■ **DATA RECORDS**
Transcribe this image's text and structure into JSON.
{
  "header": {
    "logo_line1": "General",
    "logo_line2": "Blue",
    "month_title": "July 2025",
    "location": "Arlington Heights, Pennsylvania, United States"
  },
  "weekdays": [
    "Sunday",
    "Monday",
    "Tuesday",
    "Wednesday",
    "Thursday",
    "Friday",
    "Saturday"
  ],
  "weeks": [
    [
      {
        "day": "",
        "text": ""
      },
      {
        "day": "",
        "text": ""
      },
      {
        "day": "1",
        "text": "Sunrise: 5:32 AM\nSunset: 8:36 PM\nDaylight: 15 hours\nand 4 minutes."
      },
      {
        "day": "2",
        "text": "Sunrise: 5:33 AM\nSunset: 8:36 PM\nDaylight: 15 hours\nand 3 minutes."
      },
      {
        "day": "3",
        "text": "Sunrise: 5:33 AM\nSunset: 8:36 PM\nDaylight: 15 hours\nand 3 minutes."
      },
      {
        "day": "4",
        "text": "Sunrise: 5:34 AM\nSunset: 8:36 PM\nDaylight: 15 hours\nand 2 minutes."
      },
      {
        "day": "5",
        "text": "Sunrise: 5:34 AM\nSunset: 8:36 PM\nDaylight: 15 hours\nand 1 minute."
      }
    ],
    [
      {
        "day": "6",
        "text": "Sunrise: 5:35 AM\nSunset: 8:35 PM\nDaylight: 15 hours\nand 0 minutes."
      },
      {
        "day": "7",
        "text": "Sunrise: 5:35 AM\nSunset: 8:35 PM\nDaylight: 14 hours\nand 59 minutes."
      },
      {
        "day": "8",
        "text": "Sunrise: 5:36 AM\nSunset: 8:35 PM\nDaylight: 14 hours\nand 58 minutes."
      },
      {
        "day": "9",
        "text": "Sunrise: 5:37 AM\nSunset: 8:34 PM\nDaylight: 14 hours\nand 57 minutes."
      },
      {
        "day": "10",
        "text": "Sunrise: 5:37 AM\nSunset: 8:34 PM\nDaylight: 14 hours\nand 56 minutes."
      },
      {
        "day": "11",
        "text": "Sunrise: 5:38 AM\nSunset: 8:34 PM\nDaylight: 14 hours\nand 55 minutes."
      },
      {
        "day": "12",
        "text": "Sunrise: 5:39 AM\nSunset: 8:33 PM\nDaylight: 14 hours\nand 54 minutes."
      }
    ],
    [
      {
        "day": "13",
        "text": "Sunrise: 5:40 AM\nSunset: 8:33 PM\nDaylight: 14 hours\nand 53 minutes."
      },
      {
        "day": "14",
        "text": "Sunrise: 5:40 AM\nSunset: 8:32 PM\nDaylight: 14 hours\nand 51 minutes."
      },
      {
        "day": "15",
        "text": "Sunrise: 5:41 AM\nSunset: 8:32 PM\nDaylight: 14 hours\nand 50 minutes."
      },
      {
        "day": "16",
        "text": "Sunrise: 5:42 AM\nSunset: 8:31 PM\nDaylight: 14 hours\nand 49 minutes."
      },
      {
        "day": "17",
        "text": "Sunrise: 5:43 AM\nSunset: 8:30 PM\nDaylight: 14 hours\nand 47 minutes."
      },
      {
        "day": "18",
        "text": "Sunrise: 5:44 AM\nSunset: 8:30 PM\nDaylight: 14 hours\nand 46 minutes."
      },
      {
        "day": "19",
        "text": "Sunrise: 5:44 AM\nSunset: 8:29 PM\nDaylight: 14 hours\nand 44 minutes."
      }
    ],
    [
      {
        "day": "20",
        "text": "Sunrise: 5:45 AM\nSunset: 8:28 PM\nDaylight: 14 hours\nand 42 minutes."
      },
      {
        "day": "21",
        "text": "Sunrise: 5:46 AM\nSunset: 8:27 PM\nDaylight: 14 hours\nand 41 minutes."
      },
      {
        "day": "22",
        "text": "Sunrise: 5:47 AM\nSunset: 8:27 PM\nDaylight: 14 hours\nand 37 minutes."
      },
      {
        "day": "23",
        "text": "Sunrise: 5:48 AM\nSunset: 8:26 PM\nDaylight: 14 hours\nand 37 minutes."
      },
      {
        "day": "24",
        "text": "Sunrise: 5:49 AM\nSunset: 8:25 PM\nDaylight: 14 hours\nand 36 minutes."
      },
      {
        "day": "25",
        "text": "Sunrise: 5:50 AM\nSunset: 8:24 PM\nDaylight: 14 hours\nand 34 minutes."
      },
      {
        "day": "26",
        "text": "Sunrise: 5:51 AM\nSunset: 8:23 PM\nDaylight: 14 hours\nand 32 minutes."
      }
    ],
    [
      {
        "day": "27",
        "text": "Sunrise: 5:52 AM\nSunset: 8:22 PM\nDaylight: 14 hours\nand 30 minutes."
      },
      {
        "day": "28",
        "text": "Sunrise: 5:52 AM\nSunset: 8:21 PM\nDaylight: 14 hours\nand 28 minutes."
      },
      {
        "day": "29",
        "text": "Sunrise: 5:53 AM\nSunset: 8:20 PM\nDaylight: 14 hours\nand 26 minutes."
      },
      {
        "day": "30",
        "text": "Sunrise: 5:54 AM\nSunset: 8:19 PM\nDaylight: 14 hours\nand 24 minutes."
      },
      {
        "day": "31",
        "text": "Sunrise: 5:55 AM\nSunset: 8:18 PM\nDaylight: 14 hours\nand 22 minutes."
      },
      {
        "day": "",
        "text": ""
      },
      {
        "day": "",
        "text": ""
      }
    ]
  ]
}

■ **DO THIS**
Type the material above out again, exactly.

■ **REPLY**
Transcribe this image's text and structure into JSON.
{
  "header": {
    "logo_line1": "General",
    "logo_line2": "Blue",
    "month_title": "July 2025",
    "location": "Arlington Heights, Pennsylvania, United States"
  },
  "weekdays": [
    "Sunday",
    "Monday",
    "Tuesday",
    "Wednesday",
    "Thursday",
    "Friday",
    "Saturday"
  ],
  "weeks": [
    [
      {
        "day": "",
        "text": ""
      },
      {
        "day": "",
        "text": ""
      },
      {
        "day": "1",
        "text": "Sunrise: 5:32 AM\nSunset: 8:36 PM\nDaylight: 15 hours\nand 4 minutes."
      },
      {
        "day": "2",
        "text": "Sunrise: 5:33 AM\nSunset: 8:36 PM\nDaylight: 15 hours\nand 3 minutes."
      },
      {
        "day": "3",
        "text": "Sunrise: 5:33 AM\nSunset: 8:36 PM\nDaylight: 15 hours\nand 3 minutes."
      },
      {
        "day": "4",
        "text": "Sunrise: 5:34 AM\nSunset: 8:36 PM\nDaylight: 15 hours\nand 2 minutes."
      },
      {
        "day": "5",
        "text": "Sunrise: 5:34 AM\nSunset: 8:36 PM\nDaylight: 15 hours\nand 1 minute."
      }
    ],
    [
      {
        "day": "6",
        "text": "Sunrise: 5:35 AM\nSunset: 8:35 PM\nDaylight: 15 hours\nand 0 minutes."
      },
      {
        "day": "7",
        "text": "Sunrise: 5:35 AM\nSunset: 8:35 PM\nDaylight: 14 hours\nand 59 minutes."
      },
      {
        "day": "8",
        "text": "Sunrise: 5:36 AM\nSunset: 8:35 PM\nDaylight: 14 hours\nand 58 minutes."
      },
      {
        "day": "9",
        "text": "Sunrise: 5:37 AM\nSunset: 8:34 PM\nDaylight: 14 hours\nand 57 minutes."
      },
      {
        "day": "10",
        "text": "Sunrise: 5:37 AM\nSunset: 8:34 PM\nDaylight: 14 hours\nand 56 minutes."
      },
      {
        "day": "11",
        "text": "Sunrise: 5:38 AM\nSunset: 8:34 PM\nDaylight: 14 hours\nand 55 minutes."
      },
      {
        "day": "12",
        "text": "Sunrise: 5:39 AM\nSunset: 8:33 PM\nDaylight: 14 hours\nand 54 minutes."
      }
    ],
    [
      {
        "day": "13",
        "text": "Sunrise: 5:40 AM\nSunset: 8:33 PM\nDaylight: 14 hours\nand 53 minutes."
      },
      {
        "day": "14",
        "text": "Sunrise: 5:40 AM\nSunset: 8:32 PM\nDaylight: 14 hours\nand 51 minutes."
      },
      {
        "day": "15",
        "text": "Sunrise: 5:41 AM\nSunset: 8:32 PM\nDaylight: 14 hours\nand 50 minutes."
      },
      {
        "day": "16",
        "text": "Sunrise: 5:42 AM\nSunset: 8:31 PM\nDaylight: 14 hours\nand 49 minutes."
      },
      {
        "day": "17",
        "text": "Sunrise: 5:43 AM\nSunset: 8:30 PM\nDaylight: 14 hours\nand 47 minutes."
      },
      {
        "day": "18",
        "text": "Sunrise: 5:44 AM\nSunset: 8:30 PM\nDaylight: 14 hours\nand 46 minutes."
      },
      {
        "day": "19",
        "text": "Sunrise: 5:44 AM\nSunset: 8:29 PM\nDaylight: 14 hours\nand 44 minutes."
      }
    ],
    [
      {
        "day": "20",
        "text": "Sunrise: 5:45 AM\nSunset: 8:28 PM\nDaylight: 14 hours\nand 42 minutes."
      },
      {
        "day": "21",
        "text": "Sunrise: 5:46 AM\nSunset: 8:27 PM\nDaylight: 14 hours\nand 41 minutes."
      },
      {
        "day": "22",
        "text": "Sunrise: 5:47 AM\nSunset: 8:27 PM\nDaylight: 14 hours\nand 37 minutes."
      },
      {
        "day": "23",
        "text": "Sunrise: 5:48 AM\nSunset: 8:26 PM\nDaylight: 14 hours\nand 37 minutes."
      },
      {
        "day": "24",
        "text": "Sunrise: 5:49 AM\nSunset: 8:25 PM\nDaylight: 14 hours\nand 36 minutes."
      },
      {
        "day": "25",
        "text": "Sunrise: 5:50 AM\nSunset: 8:24 PM\nDaylight: 14 hours\nand 34 minutes."
      },
      {
        "day": "26",
        "text": "Sunrise: 5:51 AM\nSunset: 8:23 PM\nDaylight: 14 hours\nand 32 minutes."
      }
    ],
    [
      {
        "day": "27",
        "text": "Sunrise: 5:52 AM\nSunset: 8:22 PM\nDaylight: 14 hours\nand 30 minutes."
      },
      {
        "day": "28",
        "text": "Sunrise: 5:52 AM\nSunset: 8:21 PM\nDaylight: 14 hours\nand 28 minutes."
      },
      {
        "day": "29",
        "text": "Sunrise: 5:53 AM\nSunset: 8:20 PM\nDaylight: 14 hours\nand 26 minutes."
      },
      {
        "day": "30",
        "text": "Sunrise: 5:54 AM\nSunset: 8:19 PM\nDaylight: 14 hours\nand 24 minutes."
      },
      {
        "day": "31",
        "text": "Sunrise: 5:55 AM\nSunset: 8:18 PM\nDaylight: 14 hours\nand 22 minutes."
      },
      {
        "day": "",
        "text": ""
      },
      {
        "day": "",
        "text": ""
      }
    ]
  ]
}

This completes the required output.